— Start of Data —

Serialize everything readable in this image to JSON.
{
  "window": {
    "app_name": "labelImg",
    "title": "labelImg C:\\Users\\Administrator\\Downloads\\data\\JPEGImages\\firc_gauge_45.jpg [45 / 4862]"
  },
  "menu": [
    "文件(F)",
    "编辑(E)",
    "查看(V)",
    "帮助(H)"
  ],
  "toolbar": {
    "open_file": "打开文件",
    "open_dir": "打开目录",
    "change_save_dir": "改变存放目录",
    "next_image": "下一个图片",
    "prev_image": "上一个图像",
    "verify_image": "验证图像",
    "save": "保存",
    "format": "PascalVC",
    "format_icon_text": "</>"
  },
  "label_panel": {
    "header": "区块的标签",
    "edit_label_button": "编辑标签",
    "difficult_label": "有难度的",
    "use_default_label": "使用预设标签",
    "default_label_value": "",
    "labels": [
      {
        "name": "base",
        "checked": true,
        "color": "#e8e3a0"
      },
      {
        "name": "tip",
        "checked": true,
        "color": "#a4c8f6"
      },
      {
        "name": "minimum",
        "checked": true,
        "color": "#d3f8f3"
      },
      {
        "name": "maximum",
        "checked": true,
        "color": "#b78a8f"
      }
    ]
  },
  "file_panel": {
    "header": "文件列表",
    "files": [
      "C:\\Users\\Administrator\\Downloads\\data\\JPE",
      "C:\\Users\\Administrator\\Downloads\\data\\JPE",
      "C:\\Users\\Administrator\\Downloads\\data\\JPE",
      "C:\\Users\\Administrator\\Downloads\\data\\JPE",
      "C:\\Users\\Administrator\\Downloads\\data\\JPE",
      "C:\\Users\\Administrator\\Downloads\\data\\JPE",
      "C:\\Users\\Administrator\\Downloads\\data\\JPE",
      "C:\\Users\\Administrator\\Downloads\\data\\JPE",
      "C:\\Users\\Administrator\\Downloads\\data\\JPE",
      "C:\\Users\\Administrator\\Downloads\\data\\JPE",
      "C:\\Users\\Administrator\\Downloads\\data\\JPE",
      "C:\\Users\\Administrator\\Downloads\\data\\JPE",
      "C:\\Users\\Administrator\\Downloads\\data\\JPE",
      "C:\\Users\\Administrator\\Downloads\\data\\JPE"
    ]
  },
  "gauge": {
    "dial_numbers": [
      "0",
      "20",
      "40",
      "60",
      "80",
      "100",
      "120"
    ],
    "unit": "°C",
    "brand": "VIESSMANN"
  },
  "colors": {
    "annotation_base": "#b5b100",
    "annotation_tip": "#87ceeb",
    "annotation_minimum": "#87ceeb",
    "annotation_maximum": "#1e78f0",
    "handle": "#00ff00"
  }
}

— End of Data —
— Start of Data —

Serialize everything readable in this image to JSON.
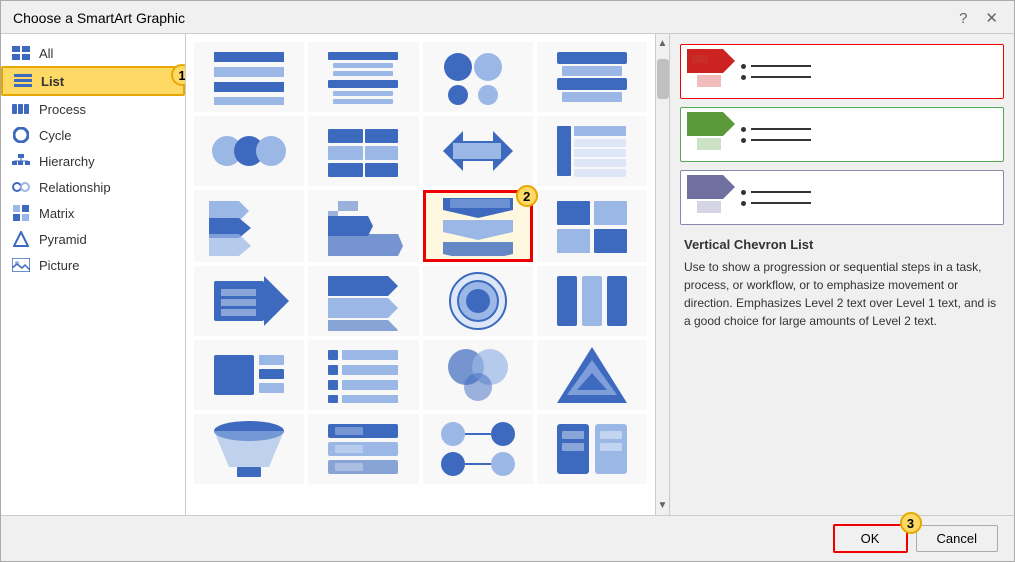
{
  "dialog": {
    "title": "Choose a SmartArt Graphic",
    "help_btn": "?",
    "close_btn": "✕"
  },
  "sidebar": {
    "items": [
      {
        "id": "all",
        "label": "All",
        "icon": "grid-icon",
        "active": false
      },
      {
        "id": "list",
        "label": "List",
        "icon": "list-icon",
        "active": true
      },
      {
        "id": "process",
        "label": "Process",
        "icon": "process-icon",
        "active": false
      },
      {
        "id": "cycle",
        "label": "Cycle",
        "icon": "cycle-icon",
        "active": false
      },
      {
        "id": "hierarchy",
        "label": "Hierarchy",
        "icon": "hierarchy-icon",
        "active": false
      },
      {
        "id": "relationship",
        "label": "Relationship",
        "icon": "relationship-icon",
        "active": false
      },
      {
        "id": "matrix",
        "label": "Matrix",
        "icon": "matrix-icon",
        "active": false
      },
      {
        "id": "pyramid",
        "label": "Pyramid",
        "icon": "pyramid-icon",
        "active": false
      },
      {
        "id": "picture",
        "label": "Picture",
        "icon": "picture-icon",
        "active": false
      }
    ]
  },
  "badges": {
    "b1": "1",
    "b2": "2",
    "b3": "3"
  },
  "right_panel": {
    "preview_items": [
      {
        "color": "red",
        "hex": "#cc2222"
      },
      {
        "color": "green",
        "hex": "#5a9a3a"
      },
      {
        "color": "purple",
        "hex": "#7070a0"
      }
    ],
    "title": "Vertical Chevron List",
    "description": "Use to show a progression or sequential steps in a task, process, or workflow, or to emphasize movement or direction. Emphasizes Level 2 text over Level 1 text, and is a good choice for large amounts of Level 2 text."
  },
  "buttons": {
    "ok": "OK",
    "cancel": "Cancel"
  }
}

— End of Data —
— Start of Data —

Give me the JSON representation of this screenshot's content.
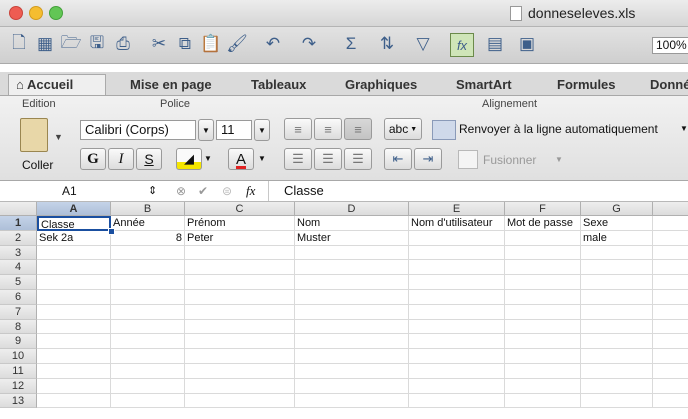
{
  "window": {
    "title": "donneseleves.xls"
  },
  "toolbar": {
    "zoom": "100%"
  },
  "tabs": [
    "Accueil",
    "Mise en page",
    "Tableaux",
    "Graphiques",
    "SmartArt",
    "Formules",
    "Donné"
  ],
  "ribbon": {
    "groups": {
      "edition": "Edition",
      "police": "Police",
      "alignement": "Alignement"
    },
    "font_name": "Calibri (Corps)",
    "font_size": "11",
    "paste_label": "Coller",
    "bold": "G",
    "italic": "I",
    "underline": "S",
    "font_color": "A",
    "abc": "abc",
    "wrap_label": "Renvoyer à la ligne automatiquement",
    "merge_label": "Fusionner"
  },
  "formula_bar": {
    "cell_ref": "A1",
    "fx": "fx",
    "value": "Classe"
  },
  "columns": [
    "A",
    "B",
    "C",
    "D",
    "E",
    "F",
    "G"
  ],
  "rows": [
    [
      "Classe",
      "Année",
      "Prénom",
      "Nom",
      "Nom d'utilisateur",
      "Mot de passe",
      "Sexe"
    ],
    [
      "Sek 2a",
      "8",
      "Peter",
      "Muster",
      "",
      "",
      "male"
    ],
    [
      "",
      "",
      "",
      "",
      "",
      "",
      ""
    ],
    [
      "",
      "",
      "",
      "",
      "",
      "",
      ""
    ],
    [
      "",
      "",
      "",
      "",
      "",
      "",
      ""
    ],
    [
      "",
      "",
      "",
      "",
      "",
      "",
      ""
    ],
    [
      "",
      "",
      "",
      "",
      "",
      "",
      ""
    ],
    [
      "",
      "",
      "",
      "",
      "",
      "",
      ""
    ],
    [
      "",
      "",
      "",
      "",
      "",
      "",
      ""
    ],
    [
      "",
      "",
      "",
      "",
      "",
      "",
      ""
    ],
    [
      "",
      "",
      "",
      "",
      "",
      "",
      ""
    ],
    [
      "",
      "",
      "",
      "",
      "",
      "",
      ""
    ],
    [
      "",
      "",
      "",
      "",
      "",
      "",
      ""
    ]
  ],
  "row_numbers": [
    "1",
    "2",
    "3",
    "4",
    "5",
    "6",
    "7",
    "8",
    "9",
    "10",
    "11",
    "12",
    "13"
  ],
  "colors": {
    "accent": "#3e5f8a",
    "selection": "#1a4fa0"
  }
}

— End of Data —

Identify all lines where the word "labelImg" shows up. Copy them.

### Result of the exercise
    "app_name": "labelImg",
    "title": "labelImg C:\\Users\\Administrator\\Downloads\\data\\JPEGImages\\firc_gauge_45.jpg [45 / 4862]"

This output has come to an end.